[Data items]
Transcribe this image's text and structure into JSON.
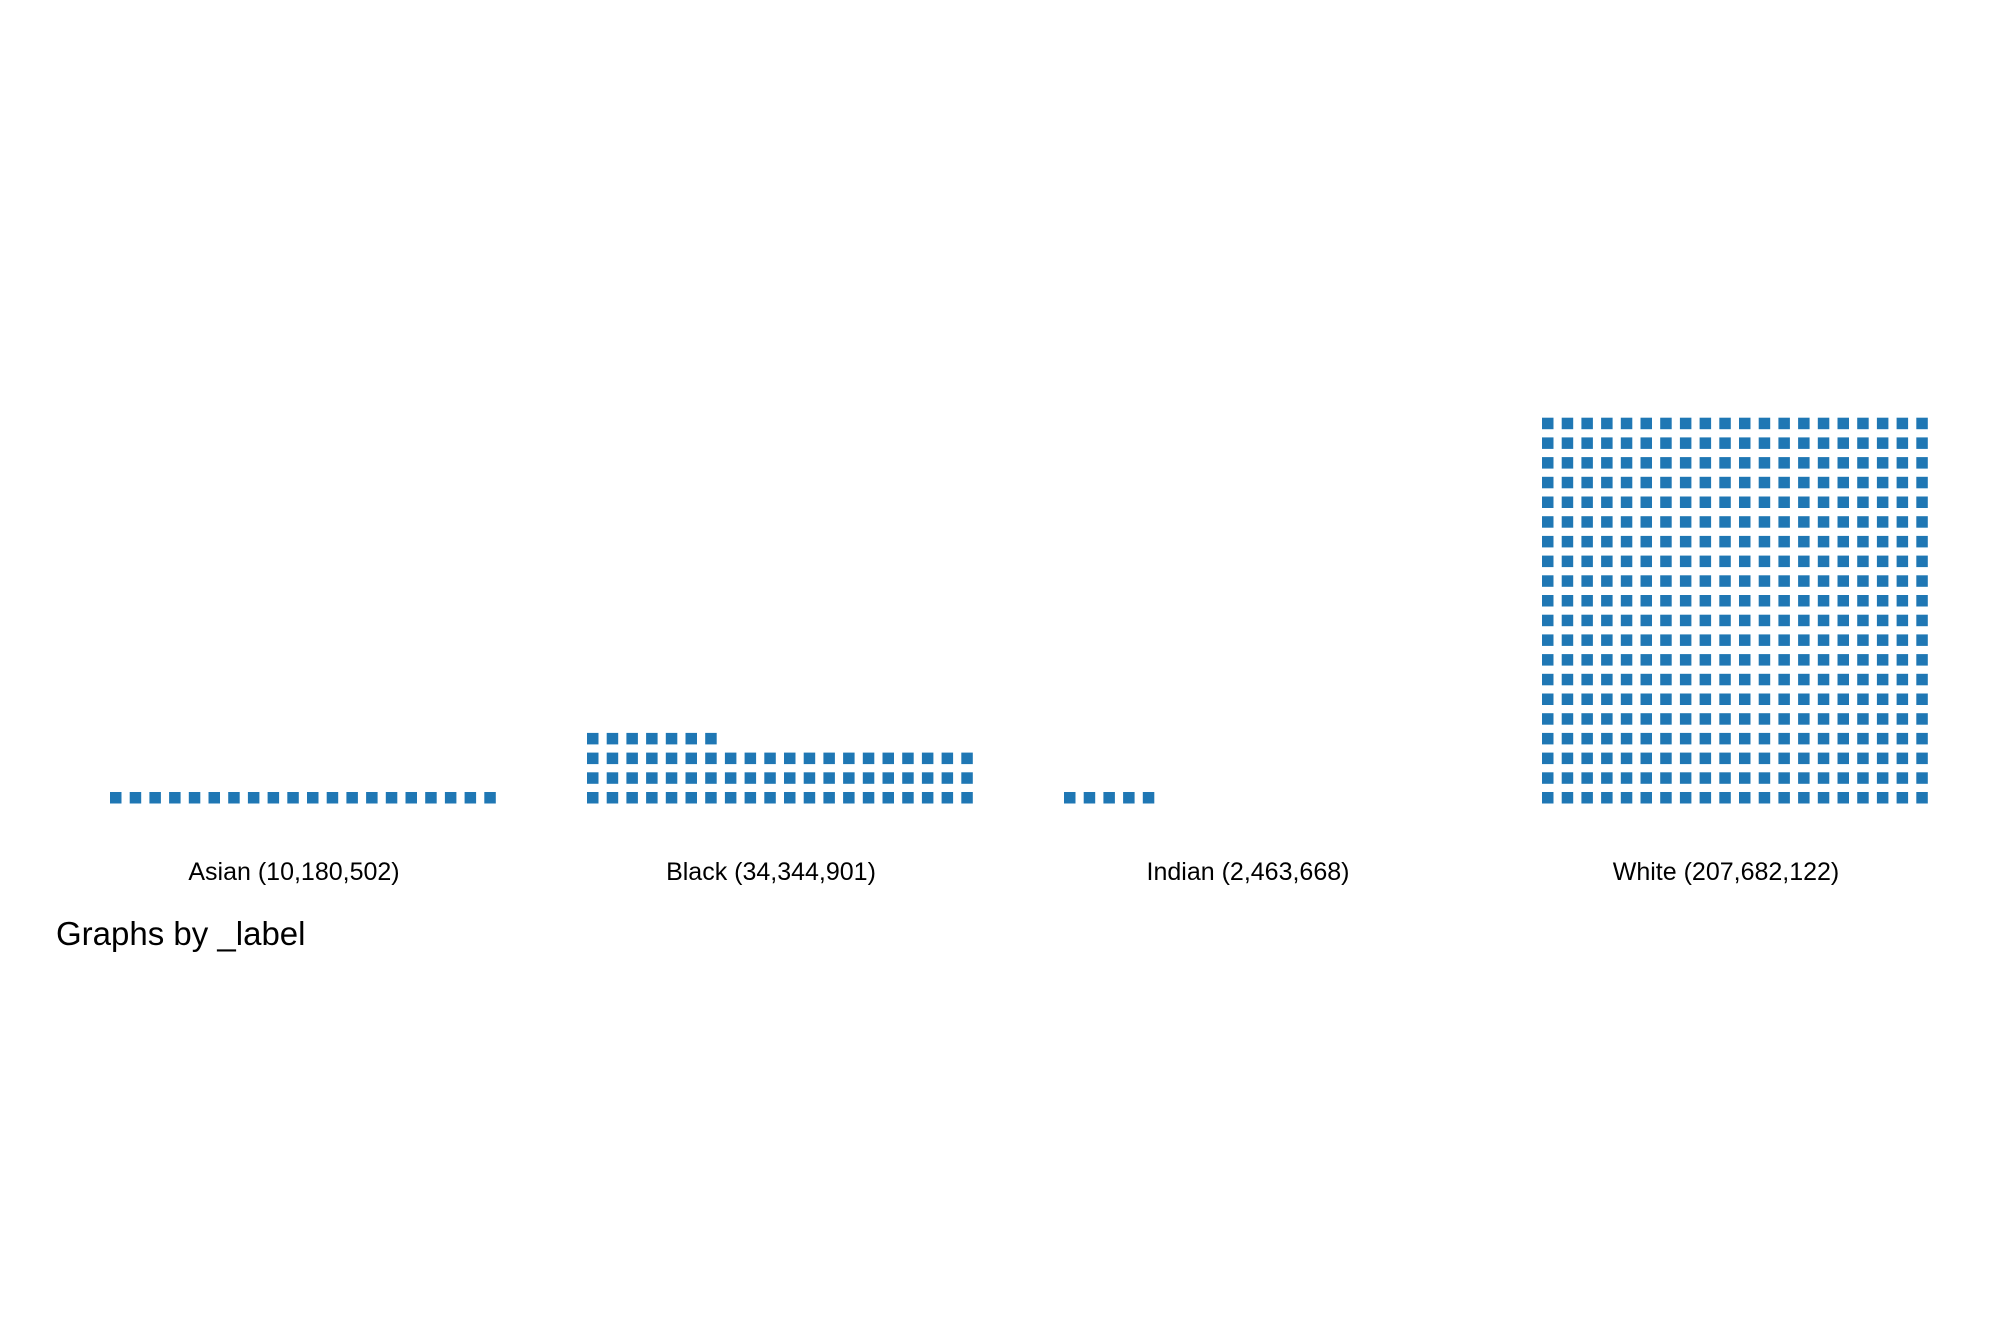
{
  "chart_data": {
    "type": "waffle",
    "note": "Graphs by _label",
    "unit_value_approx": 650000,
    "color": "#1f77b4",
    "panels": [
      {
        "label": "Asian (10,180,502)",
        "category": "Asian",
        "value": 10180502,
        "squares": 20
      },
      {
        "label": "Black (34,344,901)",
        "category": "Black",
        "value": 34344901,
        "squares": 67
      },
      {
        "label": "Indian (2,463,668)",
        "category": "Indian",
        "value": 2463668,
        "squares": 5
      },
      {
        "label": "White (207,682,122)",
        "category": "White",
        "value": 207682122,
        "squares": 400
      }
    ]
  }
}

TASK INSTRUCTIONS: Reproduce the full material exactly, excluding the pictures.

RESULT FOR THIS TASK:
Transcribe this image's text and structure into JSON.
{
  "chart_data": {
    "type": "waffle",
    "note": "Graphs by _label",
    "unit_value_approx": 650000,
    "color": "#1f77b4",
    "panels": [
      {
        "label": "Asian (10,180,502)",
        "category": "Asian",
        "value": 10180502,
        "squares": 20
      },
      {
        "label": "Black (34,344,901)",
        "category": "Black",
        "value": 34344901,
        "squares": 67
      },
      {
        "label": "Indian (2,463,668)",
        "category": "Indian",
        "value": 2463668,
        "squares": 5
      },
      {
        "label": "White (207,682,122)",
        "category": "White",
        "value": 207682122,
        "squares": 400
      }
    ]
  }
}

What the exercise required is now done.